> Exercise prompt:
Would you set down every entry shown below, precisely as written?

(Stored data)
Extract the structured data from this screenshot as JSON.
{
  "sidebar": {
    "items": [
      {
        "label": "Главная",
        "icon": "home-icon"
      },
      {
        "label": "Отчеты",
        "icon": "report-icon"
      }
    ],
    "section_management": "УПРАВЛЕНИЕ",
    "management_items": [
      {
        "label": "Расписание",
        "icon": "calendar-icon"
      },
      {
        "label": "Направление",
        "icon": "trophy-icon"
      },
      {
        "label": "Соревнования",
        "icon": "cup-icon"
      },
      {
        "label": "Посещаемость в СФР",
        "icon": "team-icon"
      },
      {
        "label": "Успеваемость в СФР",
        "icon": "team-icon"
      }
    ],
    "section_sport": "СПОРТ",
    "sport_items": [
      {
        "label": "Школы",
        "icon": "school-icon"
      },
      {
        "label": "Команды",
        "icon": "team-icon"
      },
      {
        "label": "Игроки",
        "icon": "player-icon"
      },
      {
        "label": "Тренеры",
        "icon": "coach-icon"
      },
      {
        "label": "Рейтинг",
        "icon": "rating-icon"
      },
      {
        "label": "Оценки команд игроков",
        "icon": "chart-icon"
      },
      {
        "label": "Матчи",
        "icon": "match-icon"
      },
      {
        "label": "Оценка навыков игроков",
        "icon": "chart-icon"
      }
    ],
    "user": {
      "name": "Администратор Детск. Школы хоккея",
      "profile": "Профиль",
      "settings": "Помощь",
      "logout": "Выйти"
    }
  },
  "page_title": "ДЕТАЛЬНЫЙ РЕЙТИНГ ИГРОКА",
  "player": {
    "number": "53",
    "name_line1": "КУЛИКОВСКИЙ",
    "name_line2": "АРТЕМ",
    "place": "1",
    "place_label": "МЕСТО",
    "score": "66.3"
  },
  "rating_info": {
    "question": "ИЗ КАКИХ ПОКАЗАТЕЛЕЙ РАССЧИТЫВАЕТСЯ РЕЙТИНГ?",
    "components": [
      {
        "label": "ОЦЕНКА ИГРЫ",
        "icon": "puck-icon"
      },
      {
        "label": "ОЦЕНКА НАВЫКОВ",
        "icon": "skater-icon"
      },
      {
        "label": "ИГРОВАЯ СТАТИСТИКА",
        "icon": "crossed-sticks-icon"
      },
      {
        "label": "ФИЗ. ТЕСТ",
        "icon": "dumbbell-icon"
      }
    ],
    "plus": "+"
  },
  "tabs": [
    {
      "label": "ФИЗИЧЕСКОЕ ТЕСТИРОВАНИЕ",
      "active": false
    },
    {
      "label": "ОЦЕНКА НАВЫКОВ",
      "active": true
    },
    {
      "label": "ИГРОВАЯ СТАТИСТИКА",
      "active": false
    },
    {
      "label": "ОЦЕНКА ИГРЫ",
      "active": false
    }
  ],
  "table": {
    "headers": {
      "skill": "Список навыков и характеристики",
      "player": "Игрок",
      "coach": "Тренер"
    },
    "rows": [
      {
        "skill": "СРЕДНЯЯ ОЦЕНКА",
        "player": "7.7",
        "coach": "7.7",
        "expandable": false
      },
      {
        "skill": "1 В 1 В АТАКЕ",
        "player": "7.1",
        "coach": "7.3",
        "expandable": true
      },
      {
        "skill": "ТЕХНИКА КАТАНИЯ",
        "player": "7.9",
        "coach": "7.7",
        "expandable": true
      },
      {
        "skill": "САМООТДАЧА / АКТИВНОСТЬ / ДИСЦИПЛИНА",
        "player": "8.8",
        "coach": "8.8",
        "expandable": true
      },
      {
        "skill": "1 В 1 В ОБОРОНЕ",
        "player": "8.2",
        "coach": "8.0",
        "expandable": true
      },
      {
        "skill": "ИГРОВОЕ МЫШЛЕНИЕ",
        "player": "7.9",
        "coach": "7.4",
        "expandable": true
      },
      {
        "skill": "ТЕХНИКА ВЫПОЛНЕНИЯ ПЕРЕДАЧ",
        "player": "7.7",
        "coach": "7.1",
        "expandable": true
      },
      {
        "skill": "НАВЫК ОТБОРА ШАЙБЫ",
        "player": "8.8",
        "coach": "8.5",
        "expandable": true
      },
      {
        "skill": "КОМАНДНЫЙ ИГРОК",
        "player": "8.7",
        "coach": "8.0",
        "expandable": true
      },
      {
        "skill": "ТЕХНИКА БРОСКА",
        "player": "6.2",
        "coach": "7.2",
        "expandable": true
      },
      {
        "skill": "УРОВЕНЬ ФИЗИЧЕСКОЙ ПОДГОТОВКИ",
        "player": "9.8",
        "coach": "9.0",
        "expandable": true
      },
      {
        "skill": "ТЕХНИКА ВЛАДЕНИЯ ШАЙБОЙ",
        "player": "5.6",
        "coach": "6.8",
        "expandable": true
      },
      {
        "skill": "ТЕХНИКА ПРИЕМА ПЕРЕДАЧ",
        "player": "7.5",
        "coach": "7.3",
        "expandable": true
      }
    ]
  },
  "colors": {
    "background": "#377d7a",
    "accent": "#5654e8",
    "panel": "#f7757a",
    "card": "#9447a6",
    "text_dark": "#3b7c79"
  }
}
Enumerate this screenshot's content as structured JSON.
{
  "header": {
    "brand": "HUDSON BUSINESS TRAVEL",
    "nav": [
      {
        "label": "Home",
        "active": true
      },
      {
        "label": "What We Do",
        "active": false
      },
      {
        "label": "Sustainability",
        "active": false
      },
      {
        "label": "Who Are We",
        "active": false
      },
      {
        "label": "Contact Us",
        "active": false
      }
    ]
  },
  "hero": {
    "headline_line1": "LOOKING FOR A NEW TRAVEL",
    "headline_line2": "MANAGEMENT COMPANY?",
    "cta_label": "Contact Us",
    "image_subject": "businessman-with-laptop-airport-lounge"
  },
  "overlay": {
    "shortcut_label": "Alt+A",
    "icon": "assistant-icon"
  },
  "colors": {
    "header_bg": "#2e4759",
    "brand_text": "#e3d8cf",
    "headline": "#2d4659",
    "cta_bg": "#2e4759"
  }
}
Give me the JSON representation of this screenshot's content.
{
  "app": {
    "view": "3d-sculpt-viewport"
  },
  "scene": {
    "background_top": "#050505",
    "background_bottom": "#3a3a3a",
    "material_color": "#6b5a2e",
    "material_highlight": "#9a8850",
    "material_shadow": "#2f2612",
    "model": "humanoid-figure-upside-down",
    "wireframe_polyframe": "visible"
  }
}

> Response below:
Extract the structured data from this screenshot as JSON.
{
  "sidebar": {
    "items": [
      {
        "label": "Главная",
        "icon": "home-icon"
      },
      {
        "label": "Отчеты",
        "icon": "report-icon"
      }
    ],
    "section_management": "УПРАВЛЕНИЕ",
    "management_items": [
      {
        "label": "Расписание",
        "icon": "calendar-icon"
      },
      {
        "label": "Направление",
        "icon": "trophy-icon"
      },
      {
        "label": "Соревнования",
        "icon": "cup-icon"
      },
      {
        "label": "Посещаемость в СФР",
        "icon": "team-icon"
      },
      {
        "label": "Успеваемость в СФР",
        "icon": "team-icon"
      }
    ],
    "section_sport": "СПОРТ",
    "sport_items": [
      {
        "label": "Школы",
        "icon": "school-icon"
      },
      {
        "label": "Команды",
        "icon": "team-icon"
      },
      {
        "label": "Игроки",
        "icon": "player-icon"
      },
      {
        "label": "Тренеры",
        "icon": "coach-icon"
      },
      {
        "label": "Рейтинг",
        "icon": "rating-icon"
      },
      {
        "label": "Оценки команд игроков",
        "icon": "chart-icon"
      },
      {
        "label": "Матчи",
        "icon": "match-icon"
      },
      {
        "label": "Оценка навыков игроков",
        "icon": "chart-icon"
      }
    ],
    "user": {
      "name": "Администратор Детск. Школы хоккея",
      "profile": "Профиль",
      "settings": "Помощь",
      "logout": "Выйти"
    }
  },
  "page_title": "ДЕТАЛЬНЫЙ РЕЙТИНГ ИГРОКА",
  "player": {
    "number": "53",
    "name_line1": "КУЛИКОВСКИЙ",
    "name_line2": "АРТЕМ",
    "place": "1",
    "place_label": "МЕСТО",
    "score": "66.3"
  },
  "rating_info": {
    "question": "ИЗ КАКИХ ПОКАЗАТЕЛЕЙ РАССЧИТЫВАЕТСЯ РЕЙТИНГ?",
    "components": [
      {
        "label": "ОЦЕНКА ИГРЫ",
        "icon": "puck-icon"
      },
      {
        "label": "ОЦЕНКА НАВЫКОВ",
        "icon": "skater-icon"
      },
      {
        "label": "ИГРОВАЯ СТАТИСТИКА",
        "icon": "crossed-sticks-icon"
      },
      {
        "label": "ФИЗ. ТЕСТ",
        "icon": "dumbbell-icon"
      }
    ],
    "plus": "+"
  },
  "tabs": [
    {
      "label": "ФИЗИЧЕСКОЕ ТЕСТИРОВАНИЕ",
      "active": false
    },
    {
      "label": "ОЦЕНКА НАВЫКОВ",
      "active": true
    },
    {
      "label": "ИГРОВАЯ СТАТИСТИКА",
      "active": false
    },
    {
      "label": "ОЦЕНКА ИГРЫ",
      "active": false
    }
  ],
  "table": {
    "headers": {
      "skill": "Список навыков и характеристики",
      "player": "Игрок",
      "coach": "Тренер"
    },
    "rows": [
      {
        "skill": "СРЕДНЯЯ ОЦЕНКА",
        "player": "7.7",
        "coach": "7.7",
        "expandable": false
      },
      {
        "skill": "1 В 1 В АТАКЕ",
        "player": "7.1",
        "coach": "7.3",
        "expandable": true
      },
      {
        "skill": "ТЕХНИКА КАТАНИЯ",
        "player": "7.9",
        "coach": "7.7",
        "expandable": true
      },
      {
        "skill": "САМООТДАЧА / АКТИВНОСТЬ / ДИСЦИПЛИНА",
        "player": "8.8",
        "coach": "8.8",
        "expandable": true
      },
      {
        "skill": "1 В 1 В ОБОРОНЕ",
        "player": "8.2",
        "coach": "8.0",
        "expandable": true
      },
      {
        "skill": "ИГРОВОЕ МЫШЛЕНИЕ",
        "player": "7.9",
        "coach": "7.4",
        "expandable": true
      },
      {
        "skill": "ТЕХНИКА ВЫПОЛНЕНИЯ ПЕРЕДАЧ",
        "player": "7.7",
        "coach": "7.1",
        "expandable": true
      },
      {
        "skill": "НАВЫК ОТБОРА ШАЙБЫ",
        "player": "8.8",
        "coach": "8.5",
        "expandable": true
      },
      {
        "skill": "КОМАНДНЫЙ ИГРОК",
        "player": "8.7",
        "coach": "8.0",
        "expandable": true
      },
      {
        "skill": "ТЕХНИКА БРОСКА",
        "player": "6.2",
        "coach": "7.2",
        "expandable": true
      },
      {
        "skill": "УРОВЕНЬ ФИЗИЧЕСКОЙ ПОДГОТОВКИ",
        "player": "9.8",
        "coach": "9.0",
        "expandable": true
      },
      {
        "skill": "ТЕХНИКА ВЛАДЕНИЯ ШАЙБОЙ",
        "player": "5.6",
        "coach": "6.8",
        "expandable": true
      },
      {
        "skill": "ТЕХНИКА ПРИЕМА ПЕРЕДАЧ",
        "player": "7.5",
        "coach": "7.3",
        "expandable": true
      }
    ]
  },
  "colors": {
    "background": "#377d7a",
    "accent": "#5654e8",
    "panel": "#f7757a",
    "card": "#9447a6",
    "text_dark": "#3b7c79"
  }
}
Enumerate this screenshot's content as structured JSON.
{
  "header": {
    "brand": "HUDSON BUSINESS TRAVEL",
    "nav": [
      {
        "label": "Home",
        "active": true
      },
      {
        "label": "What We Do",
        "active": false
      },
      {
        "label": "Sustainability",
        "active": false
      },
      {
        "label": "Who Are We",
        "active": false
      },
      {
        "label": "Contact Us",
        "active": false
      }
    ]
  },
  "hero": {
    "headline_line1": "LOOKING FOR A NEW TRAVEL",
    "headline_line2": "MANAGEMENT COMPANY?",
    "cta_label": "Contact Us",
    "image_subject": "businessman-with-laptop-airport-lounge"
  },
  "overlay": {
    "shortcut_label": "Alt+A",
    "icon": "assistant-icon"
  },
  "colors": {
    "header_bg": "#2e4759",
    "brand_text": "#e3d8cf",
    "headline": "#2d4659",
    "cta_bg": "#2e4759"
  }
}
Give me the JSON representation of this screenshot's content.
{
  "app": {
    "view": "3d-sculpt-viewport"
  },
  "scene": {
    "background_top": "#050505",
    "background_bottom": "#3a3a3a",
    "material_color": "#6b5a2e",
    "material_highlight": "#9a8850",
    "material_shadow": "#2f2612",
    "model": "humanoid-figure-upside-down",
    "wireframe_polyframe": "visible"
  }
}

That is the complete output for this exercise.